- _Consigne A_: Recopiez mot pour mot le passage du texte sur le roman Plexiglas qui commence par « Plexiglas est un » et se poursuit jusqu'à « de belles amitiés. ».
- _Consigne B_: Poursuivez le texte sur le roman Plexiglas là où il s'arrête.

- _Document_:
◇ ◇ ◇ ◇ ◇ ◇ ◇
Plexiglas est un roman politique qui met les obscurs dans la lumière. Ils le méritent. Ceux que parfois l’on appelle « les vraies gens de la vraie vie », expression idiote, tous les gens sont vrais, et toutes les vies. Mais ces trajectoires-là, qui s’effectuent loin de Paris ou des grands centres régionaux, sont, finalement, majoritaires. Cholet, ville moyenne dirigée par un édile maintes fois condamné, devient l’exemple-même de la ville de province non pas abandonnée, mais oubliée. Pourtant, on y vit, on y aime, on s’y débat, on y rit, on y forge de belles amitiés.
◇ ◇ ◇ ◇ ◇ ◇ ◇
- _Données recueillies_:
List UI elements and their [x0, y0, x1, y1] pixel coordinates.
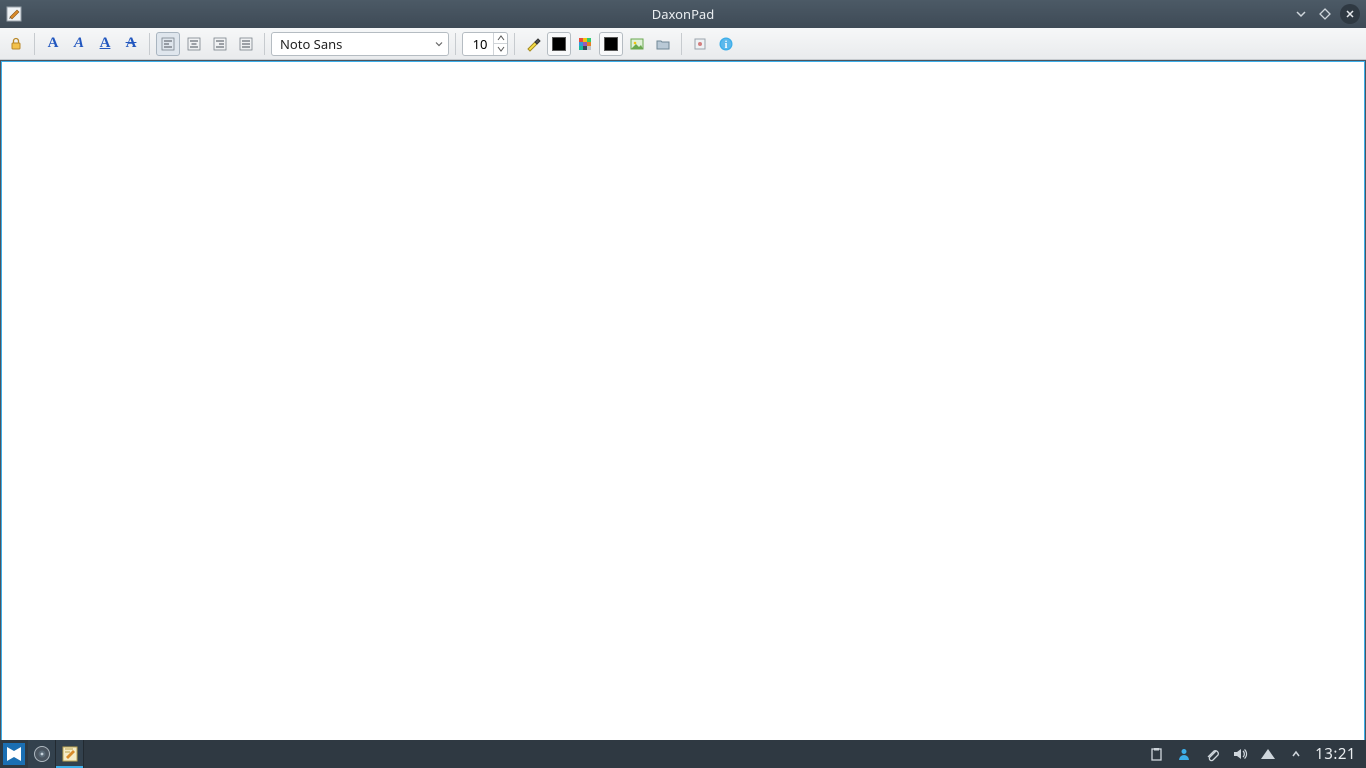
◇ ◇ ◇ ◇ ◇ ◇ ◇
- _Réponse attendue A_:
Plexiglas est un roman politique qui met les obscurs dans la lumière. Ils le méritent. Ceux que parfois l’on appelle « les vraies gens de la vraie vie », expression idiote, tous les gens sont vrais, et toutes les vies. Mais ces trajectoires-là, qui s’effectuent loin de Paris ou des grands centres régionaux, sont, finalement, majoritaires. Cholet, ville moyenne dirigée par un édile maintes fois condamné, devient l’exemple-même de la ville de province non pas abandonnée, mais oubliée. Pourtant, on y vit, on y aime, on s’y débat, on y rit, on y forge de belles amitiés.

- _Réponse attendue B_:
Singulièrement, la couverture de Plexiglas, avec son Caddie esseulé sur un parking de supermarché, évoque celle des Disparus de Mapleton de Tom Perrota – roman qui a servi de base à la série The Leftovers. Dans le roman de Perota, une partie de l’humanité disparaît, laissant le monde dans la sidération. Dans le roman d’Antoine Philias, une partie du territoire national – les petites villes, la diagonale du vide – et de la population – les travailleurs de deuxième ligne – indispensables et invisibilisés, sont mis sur le devant de la scène. Ces héros du quotidien, attachants, sympathiques jusque dans leurs contradictions, forment un chœur harmonieux.